Search the material below for the word "title" and copy every line in which it occurs.

Data entries for graphics:
-=-=-

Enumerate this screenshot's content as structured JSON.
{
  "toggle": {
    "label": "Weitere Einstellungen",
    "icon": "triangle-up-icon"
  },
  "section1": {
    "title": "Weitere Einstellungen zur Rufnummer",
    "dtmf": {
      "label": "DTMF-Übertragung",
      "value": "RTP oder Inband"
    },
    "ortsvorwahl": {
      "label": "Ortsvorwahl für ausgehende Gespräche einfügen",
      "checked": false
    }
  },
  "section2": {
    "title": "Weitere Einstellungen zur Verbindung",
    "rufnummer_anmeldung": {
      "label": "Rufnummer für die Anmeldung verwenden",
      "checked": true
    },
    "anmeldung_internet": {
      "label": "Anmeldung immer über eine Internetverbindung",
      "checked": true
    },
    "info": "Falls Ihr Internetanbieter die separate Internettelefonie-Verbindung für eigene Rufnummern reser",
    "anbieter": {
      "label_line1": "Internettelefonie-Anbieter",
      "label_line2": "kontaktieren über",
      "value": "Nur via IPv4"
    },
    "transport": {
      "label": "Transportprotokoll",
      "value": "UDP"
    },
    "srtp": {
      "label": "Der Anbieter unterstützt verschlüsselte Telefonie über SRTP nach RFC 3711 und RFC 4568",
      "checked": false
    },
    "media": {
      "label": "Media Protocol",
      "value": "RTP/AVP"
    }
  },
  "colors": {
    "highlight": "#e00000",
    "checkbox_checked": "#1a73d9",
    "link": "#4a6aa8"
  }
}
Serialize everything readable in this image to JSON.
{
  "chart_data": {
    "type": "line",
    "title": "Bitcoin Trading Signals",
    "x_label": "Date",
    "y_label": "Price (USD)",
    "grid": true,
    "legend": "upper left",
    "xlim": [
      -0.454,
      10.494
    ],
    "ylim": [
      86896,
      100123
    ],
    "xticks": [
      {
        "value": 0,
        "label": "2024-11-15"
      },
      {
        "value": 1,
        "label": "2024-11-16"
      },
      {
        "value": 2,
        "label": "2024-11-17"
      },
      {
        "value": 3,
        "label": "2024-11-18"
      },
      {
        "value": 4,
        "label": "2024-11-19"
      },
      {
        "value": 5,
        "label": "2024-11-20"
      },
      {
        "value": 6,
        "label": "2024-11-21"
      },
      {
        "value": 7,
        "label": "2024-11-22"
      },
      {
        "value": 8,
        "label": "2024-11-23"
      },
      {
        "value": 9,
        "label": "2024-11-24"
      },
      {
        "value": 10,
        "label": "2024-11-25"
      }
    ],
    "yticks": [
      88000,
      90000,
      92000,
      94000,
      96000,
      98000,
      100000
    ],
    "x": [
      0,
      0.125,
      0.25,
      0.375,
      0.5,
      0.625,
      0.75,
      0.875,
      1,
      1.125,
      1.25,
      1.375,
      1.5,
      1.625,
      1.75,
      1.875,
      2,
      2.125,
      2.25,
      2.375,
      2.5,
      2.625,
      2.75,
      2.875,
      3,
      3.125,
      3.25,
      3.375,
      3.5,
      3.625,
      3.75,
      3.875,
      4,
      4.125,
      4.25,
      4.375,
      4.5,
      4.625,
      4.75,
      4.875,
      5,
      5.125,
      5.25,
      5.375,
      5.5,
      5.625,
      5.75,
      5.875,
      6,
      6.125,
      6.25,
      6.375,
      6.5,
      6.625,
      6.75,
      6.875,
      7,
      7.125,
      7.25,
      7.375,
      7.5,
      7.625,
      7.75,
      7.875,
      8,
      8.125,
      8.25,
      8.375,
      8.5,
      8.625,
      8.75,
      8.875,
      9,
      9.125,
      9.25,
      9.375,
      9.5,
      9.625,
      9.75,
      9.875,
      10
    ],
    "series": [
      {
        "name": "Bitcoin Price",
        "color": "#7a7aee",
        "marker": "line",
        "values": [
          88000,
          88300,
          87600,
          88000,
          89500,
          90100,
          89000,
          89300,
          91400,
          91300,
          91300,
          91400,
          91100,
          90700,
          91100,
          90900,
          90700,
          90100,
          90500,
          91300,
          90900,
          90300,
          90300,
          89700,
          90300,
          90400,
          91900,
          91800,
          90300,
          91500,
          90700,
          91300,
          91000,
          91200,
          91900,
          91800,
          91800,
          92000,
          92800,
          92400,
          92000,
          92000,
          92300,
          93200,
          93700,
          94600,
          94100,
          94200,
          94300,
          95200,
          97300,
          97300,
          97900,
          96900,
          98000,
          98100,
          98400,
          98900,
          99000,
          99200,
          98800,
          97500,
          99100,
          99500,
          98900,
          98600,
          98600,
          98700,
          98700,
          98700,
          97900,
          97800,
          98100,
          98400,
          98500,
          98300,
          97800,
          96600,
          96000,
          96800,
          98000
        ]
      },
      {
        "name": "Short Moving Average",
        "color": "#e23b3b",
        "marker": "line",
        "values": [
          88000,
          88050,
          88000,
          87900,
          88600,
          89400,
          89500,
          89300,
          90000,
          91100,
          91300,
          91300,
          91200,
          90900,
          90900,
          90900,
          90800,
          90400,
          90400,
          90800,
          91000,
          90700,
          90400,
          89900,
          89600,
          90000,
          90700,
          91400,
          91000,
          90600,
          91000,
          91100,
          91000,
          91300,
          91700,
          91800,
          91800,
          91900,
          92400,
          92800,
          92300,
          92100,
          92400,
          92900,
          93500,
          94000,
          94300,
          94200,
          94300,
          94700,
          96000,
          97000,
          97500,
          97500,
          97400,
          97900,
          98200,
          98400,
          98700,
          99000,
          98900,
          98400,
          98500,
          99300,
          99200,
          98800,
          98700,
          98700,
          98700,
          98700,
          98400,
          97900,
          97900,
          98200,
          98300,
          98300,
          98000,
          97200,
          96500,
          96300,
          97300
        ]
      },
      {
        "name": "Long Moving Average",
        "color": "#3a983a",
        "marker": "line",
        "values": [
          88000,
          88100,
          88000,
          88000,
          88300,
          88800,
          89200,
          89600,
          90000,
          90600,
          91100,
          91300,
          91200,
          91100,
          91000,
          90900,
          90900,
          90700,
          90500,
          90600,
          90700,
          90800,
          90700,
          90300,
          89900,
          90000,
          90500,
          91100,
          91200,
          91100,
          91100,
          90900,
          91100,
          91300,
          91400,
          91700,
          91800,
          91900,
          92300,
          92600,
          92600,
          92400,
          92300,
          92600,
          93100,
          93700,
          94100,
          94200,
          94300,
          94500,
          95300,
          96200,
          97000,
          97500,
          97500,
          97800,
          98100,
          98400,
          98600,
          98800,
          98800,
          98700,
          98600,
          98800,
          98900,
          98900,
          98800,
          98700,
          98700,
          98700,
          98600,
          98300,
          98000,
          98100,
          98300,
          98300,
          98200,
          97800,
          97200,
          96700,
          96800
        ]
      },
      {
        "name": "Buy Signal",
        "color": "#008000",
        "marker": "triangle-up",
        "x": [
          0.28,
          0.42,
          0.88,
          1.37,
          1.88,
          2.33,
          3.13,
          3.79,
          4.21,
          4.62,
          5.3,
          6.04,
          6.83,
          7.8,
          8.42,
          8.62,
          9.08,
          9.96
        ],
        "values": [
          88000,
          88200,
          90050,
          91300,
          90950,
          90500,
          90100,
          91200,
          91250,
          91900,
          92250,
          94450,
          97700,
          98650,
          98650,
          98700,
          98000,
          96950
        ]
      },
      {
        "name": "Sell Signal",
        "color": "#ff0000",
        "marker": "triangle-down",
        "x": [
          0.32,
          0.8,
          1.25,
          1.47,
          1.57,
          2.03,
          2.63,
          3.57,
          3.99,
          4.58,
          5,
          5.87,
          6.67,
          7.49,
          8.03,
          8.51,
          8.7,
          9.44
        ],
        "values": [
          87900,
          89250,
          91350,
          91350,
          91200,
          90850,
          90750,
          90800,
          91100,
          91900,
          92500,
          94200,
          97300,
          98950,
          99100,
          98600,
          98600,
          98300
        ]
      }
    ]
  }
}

-=-=-

SOLUTION TO THE PROBLEM:
    "title": "Weitere Einstellungen zur Rufnummer",
    "title": "Weitere Einstellungen zur Verbindung",
    "title": "Bitcoin Trading Signals",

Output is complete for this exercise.